Figure data in JSON
***
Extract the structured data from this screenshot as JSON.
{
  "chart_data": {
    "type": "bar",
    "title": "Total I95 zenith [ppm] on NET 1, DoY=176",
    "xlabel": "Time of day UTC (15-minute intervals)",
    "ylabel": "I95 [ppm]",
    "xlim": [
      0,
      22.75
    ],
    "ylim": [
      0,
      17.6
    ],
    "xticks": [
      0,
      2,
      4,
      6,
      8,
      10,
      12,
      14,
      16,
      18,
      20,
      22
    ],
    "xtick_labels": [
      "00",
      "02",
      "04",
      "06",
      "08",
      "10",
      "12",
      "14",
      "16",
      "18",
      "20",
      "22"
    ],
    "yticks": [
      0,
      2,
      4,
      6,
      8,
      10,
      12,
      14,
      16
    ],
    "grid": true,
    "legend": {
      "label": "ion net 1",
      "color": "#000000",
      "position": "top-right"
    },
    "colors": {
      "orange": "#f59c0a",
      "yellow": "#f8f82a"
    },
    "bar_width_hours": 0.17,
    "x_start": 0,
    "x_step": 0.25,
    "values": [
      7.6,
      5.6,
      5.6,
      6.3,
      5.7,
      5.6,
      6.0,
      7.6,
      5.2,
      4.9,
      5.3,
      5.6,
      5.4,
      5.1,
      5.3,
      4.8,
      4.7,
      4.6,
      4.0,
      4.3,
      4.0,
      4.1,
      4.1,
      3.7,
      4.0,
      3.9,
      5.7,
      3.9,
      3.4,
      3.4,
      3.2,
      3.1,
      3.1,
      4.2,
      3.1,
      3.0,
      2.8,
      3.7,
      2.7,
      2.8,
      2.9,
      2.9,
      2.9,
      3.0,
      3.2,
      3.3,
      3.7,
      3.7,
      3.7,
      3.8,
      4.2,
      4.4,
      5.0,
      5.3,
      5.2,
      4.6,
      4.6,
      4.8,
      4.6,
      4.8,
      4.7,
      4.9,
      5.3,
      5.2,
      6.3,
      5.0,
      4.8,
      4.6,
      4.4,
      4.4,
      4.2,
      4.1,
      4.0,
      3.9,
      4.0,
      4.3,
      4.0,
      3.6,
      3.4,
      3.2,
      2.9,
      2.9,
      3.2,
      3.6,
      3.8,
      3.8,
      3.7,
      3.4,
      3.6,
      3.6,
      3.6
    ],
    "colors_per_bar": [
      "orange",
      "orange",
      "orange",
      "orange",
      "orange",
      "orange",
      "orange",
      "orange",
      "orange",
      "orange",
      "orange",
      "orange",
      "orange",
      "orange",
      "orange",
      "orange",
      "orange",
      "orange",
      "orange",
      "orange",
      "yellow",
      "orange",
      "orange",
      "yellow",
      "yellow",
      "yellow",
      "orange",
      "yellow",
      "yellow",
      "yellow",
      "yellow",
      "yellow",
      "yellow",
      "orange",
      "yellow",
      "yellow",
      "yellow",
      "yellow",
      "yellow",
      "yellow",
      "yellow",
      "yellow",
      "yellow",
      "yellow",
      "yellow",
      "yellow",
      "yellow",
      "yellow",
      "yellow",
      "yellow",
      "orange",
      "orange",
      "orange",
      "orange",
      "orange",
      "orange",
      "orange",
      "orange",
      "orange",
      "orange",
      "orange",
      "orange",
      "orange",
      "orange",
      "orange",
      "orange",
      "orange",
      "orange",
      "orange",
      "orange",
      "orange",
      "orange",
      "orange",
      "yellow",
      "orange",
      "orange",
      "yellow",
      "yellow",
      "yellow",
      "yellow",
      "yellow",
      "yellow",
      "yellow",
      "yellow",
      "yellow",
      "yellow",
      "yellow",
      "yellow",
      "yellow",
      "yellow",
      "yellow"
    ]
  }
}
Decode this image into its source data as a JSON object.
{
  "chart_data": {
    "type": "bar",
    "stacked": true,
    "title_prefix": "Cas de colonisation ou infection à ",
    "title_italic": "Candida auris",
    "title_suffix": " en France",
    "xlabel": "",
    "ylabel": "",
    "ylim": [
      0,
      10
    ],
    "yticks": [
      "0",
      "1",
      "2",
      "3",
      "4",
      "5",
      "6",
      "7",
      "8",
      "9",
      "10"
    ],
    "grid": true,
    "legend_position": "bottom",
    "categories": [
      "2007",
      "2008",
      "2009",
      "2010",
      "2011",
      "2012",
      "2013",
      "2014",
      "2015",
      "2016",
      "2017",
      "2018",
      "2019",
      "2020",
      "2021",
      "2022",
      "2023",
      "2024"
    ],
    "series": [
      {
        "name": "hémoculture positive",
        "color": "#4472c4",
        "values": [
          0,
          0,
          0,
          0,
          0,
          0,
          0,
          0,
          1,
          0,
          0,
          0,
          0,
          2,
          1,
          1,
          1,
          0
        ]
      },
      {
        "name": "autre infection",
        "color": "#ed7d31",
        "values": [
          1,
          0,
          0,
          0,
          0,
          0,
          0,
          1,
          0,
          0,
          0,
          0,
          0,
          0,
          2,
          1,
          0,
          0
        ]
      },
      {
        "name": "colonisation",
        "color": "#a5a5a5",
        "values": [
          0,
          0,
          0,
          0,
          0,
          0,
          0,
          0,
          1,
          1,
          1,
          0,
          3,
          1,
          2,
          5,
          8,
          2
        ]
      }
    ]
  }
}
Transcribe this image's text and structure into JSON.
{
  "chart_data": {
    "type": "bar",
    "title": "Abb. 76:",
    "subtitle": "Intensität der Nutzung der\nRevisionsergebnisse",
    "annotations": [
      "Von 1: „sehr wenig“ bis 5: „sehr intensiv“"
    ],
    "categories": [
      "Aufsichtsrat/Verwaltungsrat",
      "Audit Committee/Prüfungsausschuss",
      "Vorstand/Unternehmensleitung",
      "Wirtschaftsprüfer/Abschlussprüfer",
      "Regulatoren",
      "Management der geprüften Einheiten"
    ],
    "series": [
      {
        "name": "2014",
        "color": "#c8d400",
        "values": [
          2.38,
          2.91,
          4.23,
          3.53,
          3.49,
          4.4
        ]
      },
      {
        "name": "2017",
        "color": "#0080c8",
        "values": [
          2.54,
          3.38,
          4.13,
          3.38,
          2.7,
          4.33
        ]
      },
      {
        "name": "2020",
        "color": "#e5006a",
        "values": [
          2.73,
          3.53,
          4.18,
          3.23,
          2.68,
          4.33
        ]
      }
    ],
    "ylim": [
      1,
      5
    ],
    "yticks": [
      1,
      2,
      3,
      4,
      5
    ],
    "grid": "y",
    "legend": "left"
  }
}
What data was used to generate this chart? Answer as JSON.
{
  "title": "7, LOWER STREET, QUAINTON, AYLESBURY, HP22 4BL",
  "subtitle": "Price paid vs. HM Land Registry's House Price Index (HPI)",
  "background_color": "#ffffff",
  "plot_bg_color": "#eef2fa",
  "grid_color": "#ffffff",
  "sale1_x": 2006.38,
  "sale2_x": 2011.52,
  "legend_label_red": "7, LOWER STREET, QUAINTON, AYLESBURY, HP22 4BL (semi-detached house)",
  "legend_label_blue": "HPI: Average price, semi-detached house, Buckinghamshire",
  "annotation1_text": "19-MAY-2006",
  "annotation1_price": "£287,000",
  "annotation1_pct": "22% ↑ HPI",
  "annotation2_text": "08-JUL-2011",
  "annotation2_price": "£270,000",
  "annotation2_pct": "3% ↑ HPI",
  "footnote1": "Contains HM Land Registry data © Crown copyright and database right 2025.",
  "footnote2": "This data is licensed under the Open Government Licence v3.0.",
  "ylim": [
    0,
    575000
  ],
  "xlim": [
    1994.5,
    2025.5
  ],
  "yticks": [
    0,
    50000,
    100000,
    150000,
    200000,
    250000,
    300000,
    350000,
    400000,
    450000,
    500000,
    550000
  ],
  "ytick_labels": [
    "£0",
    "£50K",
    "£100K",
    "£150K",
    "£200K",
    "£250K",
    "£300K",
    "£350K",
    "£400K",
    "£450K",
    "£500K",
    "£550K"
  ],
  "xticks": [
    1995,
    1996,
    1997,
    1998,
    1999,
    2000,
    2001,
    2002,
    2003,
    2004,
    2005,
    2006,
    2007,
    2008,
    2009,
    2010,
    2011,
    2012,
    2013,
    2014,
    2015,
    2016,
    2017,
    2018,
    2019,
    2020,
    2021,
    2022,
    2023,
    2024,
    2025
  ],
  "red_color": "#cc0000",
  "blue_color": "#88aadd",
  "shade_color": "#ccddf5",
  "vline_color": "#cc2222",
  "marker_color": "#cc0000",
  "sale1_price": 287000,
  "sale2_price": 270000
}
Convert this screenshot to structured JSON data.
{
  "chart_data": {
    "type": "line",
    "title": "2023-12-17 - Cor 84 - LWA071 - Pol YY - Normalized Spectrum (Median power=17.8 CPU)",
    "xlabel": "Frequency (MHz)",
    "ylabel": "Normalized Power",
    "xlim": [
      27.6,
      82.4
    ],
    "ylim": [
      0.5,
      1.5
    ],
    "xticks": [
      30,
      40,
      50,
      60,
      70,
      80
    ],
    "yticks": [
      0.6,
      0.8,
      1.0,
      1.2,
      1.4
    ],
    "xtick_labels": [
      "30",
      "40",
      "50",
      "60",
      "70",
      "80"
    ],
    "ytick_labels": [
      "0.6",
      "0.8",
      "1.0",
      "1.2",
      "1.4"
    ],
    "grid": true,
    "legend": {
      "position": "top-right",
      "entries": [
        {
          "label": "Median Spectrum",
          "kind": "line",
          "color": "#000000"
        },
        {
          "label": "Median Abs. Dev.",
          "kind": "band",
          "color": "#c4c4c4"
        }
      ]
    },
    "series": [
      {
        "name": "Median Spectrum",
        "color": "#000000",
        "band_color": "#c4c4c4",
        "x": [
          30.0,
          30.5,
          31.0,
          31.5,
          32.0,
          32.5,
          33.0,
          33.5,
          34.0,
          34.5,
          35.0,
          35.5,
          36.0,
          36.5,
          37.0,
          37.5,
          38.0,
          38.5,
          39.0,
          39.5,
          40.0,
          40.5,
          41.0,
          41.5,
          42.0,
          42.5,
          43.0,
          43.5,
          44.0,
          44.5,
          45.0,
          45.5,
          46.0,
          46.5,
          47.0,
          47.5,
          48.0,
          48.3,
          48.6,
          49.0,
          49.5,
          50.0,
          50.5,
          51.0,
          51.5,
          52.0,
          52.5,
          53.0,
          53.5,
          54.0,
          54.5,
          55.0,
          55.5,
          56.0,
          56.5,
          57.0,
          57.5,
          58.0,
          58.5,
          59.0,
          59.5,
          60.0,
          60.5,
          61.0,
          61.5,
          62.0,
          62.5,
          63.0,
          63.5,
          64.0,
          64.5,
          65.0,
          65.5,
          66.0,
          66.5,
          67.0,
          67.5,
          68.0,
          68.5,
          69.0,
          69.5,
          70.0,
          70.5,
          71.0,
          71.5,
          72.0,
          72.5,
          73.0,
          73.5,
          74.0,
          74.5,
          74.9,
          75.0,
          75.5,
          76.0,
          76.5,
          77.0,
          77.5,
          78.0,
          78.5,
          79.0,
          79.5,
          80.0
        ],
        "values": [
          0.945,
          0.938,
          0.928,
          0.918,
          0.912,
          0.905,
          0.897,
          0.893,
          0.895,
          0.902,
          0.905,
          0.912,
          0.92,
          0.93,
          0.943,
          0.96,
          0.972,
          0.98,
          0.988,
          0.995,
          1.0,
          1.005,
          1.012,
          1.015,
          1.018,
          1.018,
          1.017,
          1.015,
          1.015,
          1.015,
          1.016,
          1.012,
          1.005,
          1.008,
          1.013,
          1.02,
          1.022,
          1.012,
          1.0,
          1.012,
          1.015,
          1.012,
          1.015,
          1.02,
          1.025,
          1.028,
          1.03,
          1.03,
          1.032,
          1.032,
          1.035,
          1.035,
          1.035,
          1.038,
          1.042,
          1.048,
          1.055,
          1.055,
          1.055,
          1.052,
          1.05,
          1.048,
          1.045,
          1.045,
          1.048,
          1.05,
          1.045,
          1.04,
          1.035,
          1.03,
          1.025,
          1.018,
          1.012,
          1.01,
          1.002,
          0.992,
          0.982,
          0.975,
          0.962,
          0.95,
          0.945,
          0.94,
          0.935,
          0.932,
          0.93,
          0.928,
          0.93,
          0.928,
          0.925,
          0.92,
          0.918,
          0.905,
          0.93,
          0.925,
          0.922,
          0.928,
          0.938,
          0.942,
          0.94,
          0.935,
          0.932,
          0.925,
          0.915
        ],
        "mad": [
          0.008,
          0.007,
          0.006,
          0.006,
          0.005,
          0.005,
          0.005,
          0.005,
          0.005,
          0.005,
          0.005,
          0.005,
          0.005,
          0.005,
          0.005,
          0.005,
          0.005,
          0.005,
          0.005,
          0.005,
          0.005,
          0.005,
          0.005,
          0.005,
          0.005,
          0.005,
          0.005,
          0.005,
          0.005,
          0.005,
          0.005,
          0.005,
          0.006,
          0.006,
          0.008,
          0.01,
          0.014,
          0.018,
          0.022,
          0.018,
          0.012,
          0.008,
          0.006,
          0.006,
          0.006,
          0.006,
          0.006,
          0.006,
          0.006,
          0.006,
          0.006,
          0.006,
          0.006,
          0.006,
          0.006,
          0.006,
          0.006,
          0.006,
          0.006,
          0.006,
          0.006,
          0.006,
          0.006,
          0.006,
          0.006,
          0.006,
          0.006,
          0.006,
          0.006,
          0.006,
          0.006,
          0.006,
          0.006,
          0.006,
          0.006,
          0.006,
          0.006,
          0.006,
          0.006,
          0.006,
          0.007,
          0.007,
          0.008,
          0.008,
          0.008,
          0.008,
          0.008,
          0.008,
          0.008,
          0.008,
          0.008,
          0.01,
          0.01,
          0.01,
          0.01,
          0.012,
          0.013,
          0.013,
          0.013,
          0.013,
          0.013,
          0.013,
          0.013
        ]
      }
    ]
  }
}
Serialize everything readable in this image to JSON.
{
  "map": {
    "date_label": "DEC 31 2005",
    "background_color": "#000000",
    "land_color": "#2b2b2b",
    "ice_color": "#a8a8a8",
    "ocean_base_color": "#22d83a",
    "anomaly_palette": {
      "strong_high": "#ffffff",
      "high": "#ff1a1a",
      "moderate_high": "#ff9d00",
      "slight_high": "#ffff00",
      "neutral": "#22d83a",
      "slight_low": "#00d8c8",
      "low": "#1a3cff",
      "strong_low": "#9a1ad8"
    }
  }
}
***
● What is being asked
Respond with nothing but the number of lines in the entries that contain the string "AYLESBURY".

● Solved exercise
2